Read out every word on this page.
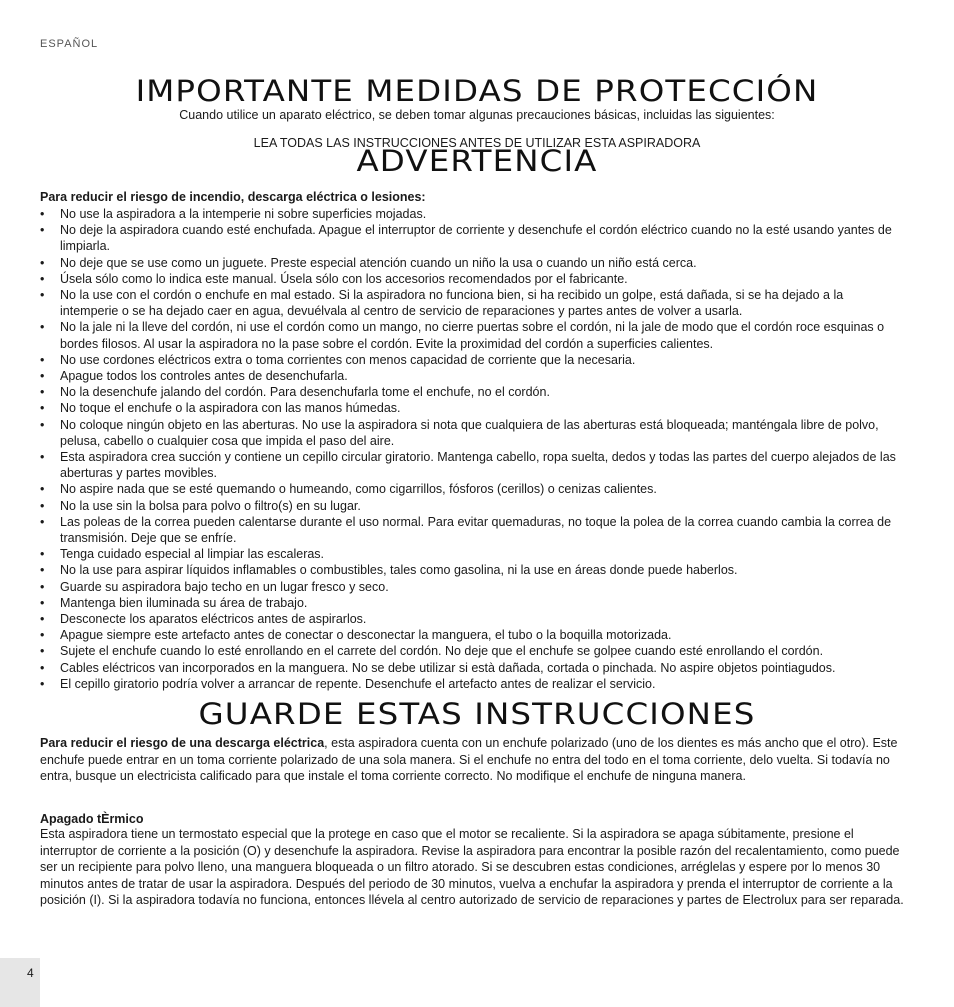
ESPAÑOL
IMPORTANTE MEDIDAS DE PROTECCIÓN
Cuando utilice un aparato eléctrico, se deben tomar algunas precauciones básicas, incluidas las siguientes:
LEA TODAS LAS INSTRUCCIONES ANTES DE UTILIZAR ESTA ASPIRADORA
ADVERTENCIA
Para reducir el riesgo de incendio, descarga eléctrica o lesiones:
• No use la aspiradora a la intemperie ni sobre superficies mojadas.
• No deje la aspiradora cuando esté enchufada. Apague el interruptor de corriente y desenchufe el cordón eléctrico cuando no la esté usando yantes de limpiarla.
• No deje que se use como un juguete. Preste especial atención cuando un niño la usa o cuando un niño está cerca.
• Úsela sólo como lo indica este manual. Úsela sólo con los accesorios recomendados por el fabricante.
• No la use con el cordón o enchufe en mal estado. Si la aspiradora no funciona bien, si ha recibido un golpe, está dañada, si se ha dejado a la intemperie o se ha dejado caer en agua, devuélvala al centro de servicio de reparaciones y partes antes de volver a usarla.
• No la jale ni la lleve del cordón, ni use el cordón como un mango, no cierre puertas sobre el cordón, ni la jale de modo que el cordón roce esquinas o bordes filosos. Al usar la aspiradora no la pase sobre el cordón. Evite la proximidad del cordón a superficies calientes.
• No use cordones eléctricos extra o toma corrientes con menos capacidad de corriente que la necesaria.
• Apague todos los controles antes de desenchufarla.
• No la desenchufe jalando del cordón. Para desenchufarla tome el enchufe, no el cordón.
• No toque el enchufe o la aspiradora con las manos húmedas.
• No coloque ningún objeto en las aberturas. No use la aspiradora si nota que cualquiera de las aberturas está bloqueada; manténgala libre de polvo, pelusa, cabello o cualquier cosa que impida el paso del aire.
• Esta aspiradora crea succión y contiene un cepillo circular giratorio. Mantenga cabello, ropa suelta, dedos y todas las partes del cuerpo alejados de las aberturas y partes movibles.
• No aspire nada que se esté quemando o humeando, como cigarrillos, fósforos (cerillos) o cenizas calientes.
• No la use sin la bolsa para polvo o filtro(s) en su lugar.
• Las poleas de la correa pueden calentarse durante el uso normal. Para evitar quemaduras, no toque la polea de la correa cuando cambia la correa de transmisión. Deje que se enfríe.
• Tenga cuidado especial al limpiar las escaleras.
• No la use para aspirar líquidos inflamables o combustibles, tales como gasolina, ni la use en áreas donde puede haberlos.
• Guarde su aspiradora bajo techo en un lugar fresco y seco.
• Mantenga bien iluminada su área de trabajo.
• Desconecte los aparatos eléctricos antes de aspirarlos.
• Apague siempre este artefacto antes de conectar o desconectar la manguera, el tubo o la boquilla motorizada.
• Sujete el enchufe cuando lo esté enrollando en el carrete del cordón. No deje que el enchufe se golpee cuando esté enrollando el cordón.
• Cables eléctricos van incorporados en la manguera. No se debe utilizar si està dañada, cortada o pinchada. No aspire objetos pointiagudos.
• El cepillo giratorio podría volver a arrancar de repente. Desenchufe el artefacto antes de realizar el servicio.
GUARDE ESTAS INSTRUCCIONES

Para reducir el riesgo de una descarga eléctrica, esta aspiradora cuenta con un enchufe polarizado (uno de los dientes es más ancho que el otro). Este enchufe puede entrar en un toma corriente polarizado de una sola manera. Si el enchufe no entra del todo en el toma corriente, delo vuelta. Si todavía no entra, busque un electricista calificado para que instale el toma corriente correcto. No modifique el enchufe de ninguna manera.

Apagado tÈrmico

Esta aspiradora tiene un termostato especial que la protege en caso que el motor se recaliente. Si la aspiradora se apaga súbitamente, presione el interruptor de corriente a la posición (O) y desenchufe la aspiradora. Revise la aspiradora para encontrar la posible razón del recalentamiento, como puede ser un recipiente para polvo lleno, una manguera bloqueada o un filtro atorado. Si se descubren estas condiciones, arréglelas y espere por lo menos 30 minutos antes de tratar de usar la aspiradora. Después del periodo de 30 minutos, vuelva a enchufar la aspiradora y prenda el interruptor de corriente a la posición (I). Si la aspiradora todavía no funciona, entonces llévela al centro autorizado de servicio de reparaciones y partes de Electrolux para ser reparada.

4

====

> Prompt
Print out the whole of the material word for word, without pictures.

> Right answer
Read out every word on this page.
ESPAÑOL
IMPORTANTE MEDIDAS DE PROTECCIÓN
Cuando utilice un aparato eléctrico, se deben tomar algunas precauciones básicas, incluidas las siguientes:
LEA TODAS LAS INSTRUCCIONES ANTES DE UTILIZAR ESTA ASPIRADORA
ADVERTENCIA
Para reducir el riesgo de incendio, descarga eléctrica o lesiones:
• No use la aspiradora a la intemperie ni sobre superficies mojadas.
• No deje la aspiradora cuando esté enchufada. Apague el interruptor de corriente y desenchufe el cordón eléctrico cuando no la esté usando yantes de limpiarla.
• No deje que se use como un juguete. Preste especial atención cuando un niño la usa o cuando un niño está cerca.
• Úsela sólo como lo indica este manual. Úsela sólo con los accesorios recomendados por el fabricante.
• No la use con el cordón o enchufe en mal estado. Si la aspiradora no funciona bien, si ha recibido un golpe, está dañada, si se ha dejado a la intemperie o se ha dejado caer en agua, devuélvala al centro de servicio de reparaciones y partes antes de volver a usarla.
• No la jale ni la lleve del cordón, ni use el cordón como un mango, no cierre puertas sobre el cordón, ni la jale de modo que el cordón roce esquinas o bordes filosos. Al usar la aspiradora no la pase sobre el cordón. Evite la proximidad del cordón a superficies calientes.
• No use cordones eléctricos extra o toma corrientes con menos capacidad de corriente que la necesaria.
• Apague todos los controles antes de desenchufarla.
• No la desenchufe jalando del cordón. Para desenchufarla tome el enchufe, no el cordón.
• No toque el enchufe o la aspiradora con las manos húmedas.
• No coloque ningún objeto en las aberturas. No use la aspiradora si nota que cualquiera de las aberturas está bloqueada; manténgala libre de polvo, pelusa, cabello o cualquier cosa que impida el paso del aire.
• Esta aspiradora crea succión y contiene un cepillo circular giratorio. Mantenga cabello, ropa suelta, dedos y todas las partes del cuerpo alejados de las aberturas y partes movibles.
• No aspire nada que se esté quemando o humeando, como cigarrillos, fósforos (cerillos) o cenizas calientes.
• No la use sin la bolsa para polvo o filtro(s) en su lugar.
• Las poleas de la correa pueden calentarse durante el uso normal. Para evitar quemaduras, no toque la polea de la correa cuando cambia la correa de transmisión. Deje que se enfríe.
• Tenga cuidado especial al limpiar las escaleras.
• No la use para aspirar líquidos inflamables o combustibles, tales como gasolina, ni la use en áreas donde puede haberlos.
• Guarde su aspiradora bajo techo en un lugar fresco y seco.
• Mantenga bien iluminada su área de trabajo.
• Desconecte los aparatos eléctricos antes de aspirarlos.
• Apague siempre este artefacto antes de conectar o desconectar la manguera, el tubo o la boquilla motorizada.
• Sujete el enchufe cuando lo esté enrollando en el carrete del cordón. No deje que el enchufe se golpee cuando esté enrollando el cordón.
• Cables eléctricos van incorporados en la manguera. No se debe utilizar si està dañada, cortada o pinchada. No aspire objetos pointiagudos.
• El cepillo giratorio podría volver a arrancar de repente. Desenchufe el artefacto antes de realizar el servicio.
GUARDE ESTAS INSTRUCCIONES

Para reducir el riesgo de una descarga eléctrica, esta aspiradora cuenta con un enchufe polarizado (uno de los dientes es más ancho que el otro). Este enchufe puede entrar en un toma corriente polarizado de una sola manera. Si el enchufe no entra del todo en el toma corriente, delo vuelta. Si todavía no entra, busque un electricista calificado para que instale el toma corriente correcto. No modifique el enchufe de ninguna manera.

Apagado tÈrmico

Esta aspiradora tiene un termostato especial que la protege en caso que el motor se recaliente. Si la aspiradora se apaga súbitamente, presione el interruptor de corriente a la posición (O) y desenchufe la aspiradora. Revise la aspiradora para encontrar la posible razón del recalentamiento, como puede ser un recipiente para polvo lleno, una manguera bloqueada o un filtro atorado. Si se descubren estas condiciones, arréglelas y espere por lo menos 30 minutos antes de tratar de usar la aspiradora. Después del periodo de 30 minutos, vuelva a enchufar la aspiradora y prenda el interruptor de corriente a la posición (I). Si la aspiradora todavía no funciona, entonces llévela al centro autorizado de servicio de reparaciones y partes de Electrolux para ser reparada.

4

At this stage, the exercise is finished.